>> start Record list

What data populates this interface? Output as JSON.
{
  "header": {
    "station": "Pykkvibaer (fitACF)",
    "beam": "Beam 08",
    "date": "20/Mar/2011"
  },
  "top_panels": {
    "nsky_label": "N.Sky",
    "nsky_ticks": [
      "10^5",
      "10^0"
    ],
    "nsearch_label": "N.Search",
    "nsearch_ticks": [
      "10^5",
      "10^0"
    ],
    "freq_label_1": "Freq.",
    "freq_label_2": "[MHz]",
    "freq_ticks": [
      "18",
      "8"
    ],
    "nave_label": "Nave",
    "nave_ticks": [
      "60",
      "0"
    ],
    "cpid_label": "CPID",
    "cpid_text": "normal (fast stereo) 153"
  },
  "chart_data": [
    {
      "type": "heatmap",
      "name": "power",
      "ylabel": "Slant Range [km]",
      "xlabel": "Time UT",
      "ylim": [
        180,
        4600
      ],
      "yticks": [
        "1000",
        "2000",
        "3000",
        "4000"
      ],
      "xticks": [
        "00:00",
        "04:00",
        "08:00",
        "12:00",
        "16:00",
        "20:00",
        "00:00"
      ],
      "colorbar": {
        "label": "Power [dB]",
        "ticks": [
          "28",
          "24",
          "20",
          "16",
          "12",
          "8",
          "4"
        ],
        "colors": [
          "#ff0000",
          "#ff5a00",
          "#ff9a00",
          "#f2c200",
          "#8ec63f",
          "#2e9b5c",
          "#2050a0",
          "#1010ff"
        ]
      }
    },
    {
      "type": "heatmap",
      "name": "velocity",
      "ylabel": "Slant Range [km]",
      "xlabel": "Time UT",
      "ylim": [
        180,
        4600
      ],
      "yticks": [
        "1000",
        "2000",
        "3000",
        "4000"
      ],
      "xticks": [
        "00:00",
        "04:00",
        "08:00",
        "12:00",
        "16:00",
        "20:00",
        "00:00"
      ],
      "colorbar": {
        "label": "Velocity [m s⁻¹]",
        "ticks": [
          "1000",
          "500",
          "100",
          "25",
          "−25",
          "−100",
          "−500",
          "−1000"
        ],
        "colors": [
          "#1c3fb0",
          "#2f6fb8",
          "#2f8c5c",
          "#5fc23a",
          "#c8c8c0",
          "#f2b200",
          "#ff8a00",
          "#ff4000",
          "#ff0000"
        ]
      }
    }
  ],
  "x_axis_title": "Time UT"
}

>> end Record list

> **Required work**
Take the entries above and transcribe them in full.

> **Result of this task**
What data populates this interface? Output as JSON.
{
  "header": {
    "station": "Pykkvibaer (fitACF)",
    "beam": "Beam 08",
    "date": "20/Mar/2011"
  },
  "top_panels": {
    "nsky_label": "N.Sky",
    "nsky_ticks": [
      "10^5",
      "10^0"
    ],
    "nsearch_label": "N.Search",
    "nsearch_ticks": [
      "10^5",
      "10^0"
    ],
    "freq_label_1": "Freq.",
    "freq_label_2": "[MHz]",
    "freq_ticks": [
      "18",
      "8"
    ],
    "nave_label": "Nave",
    "nave_ticks": [
      "60",
      "0"
    ],
    "cpid_label": "CPID",
    "cpid_text": "normal (fast stereo) 153"
  },
  "chart_data": [
    {
      "type": "heatmap",
      "name": "power",
      "ylabel": "Slant Range [km]",
      "xlabel": "Time UT",
      "ylim": [
        180,
        4600
      ],
      "yticks": [
        "1000",
        "2000",
        "3000",
        "4000"
      ],
      "xticks": [
        "00:00",
        "04:00",
        "08:00",
        "12:00",
        "16:00",
        "20:00",
        "00:00"
      ],
      "colorbar": {
        "label": "Power [dB]",
        "ticks": [
          "28",
          "24",
          "20",
          "16",
          "12",
          "8",
          "4"
        ],
        "colors": [
          "#ff0000",
          "#ff5a00",
          "#ff9a00",
          "#f2c200",
          "#8ec63f",
          "#2e9b5c",
          "#2050a0",
          "#1010ff"
        ]
      }
    },
    {
      "type": "heatmap",
      "name": "velocity",
      "ylabel": "Slant Range [km]",
      "xlabel": "Time UT",
      "ylim": [
        180,
        4600
      ],
      "yticks": [
        "1000",
        "2000",
        "3000",
        "4000"
      ],
      "xticks": [
        "00:00",
        "04:00",
        "08:00",
        "12:00",
        "16:00",
        "20:00",
        "00:00"
      ],
      "colorbar": {
        "label": "Velocity [m s⁻¹]",
        "ticks": [
          "1000",
          "500",
          "100",
          "25",
          "−25",
          "−100",
          "−500",
          "−1000"
        ],
        "colors": [
          "#1c3fb0",
          "#2f6fb8",
          "#2f8c5c",
          "#5fc23a",
          "#c8c8c0",
          "#f2b200",
          "#ff8a00",
          "#ff4000",
          "#ff0000"
        ]
      }
    }
  ],
  "x_axis_title": "Time UT"
}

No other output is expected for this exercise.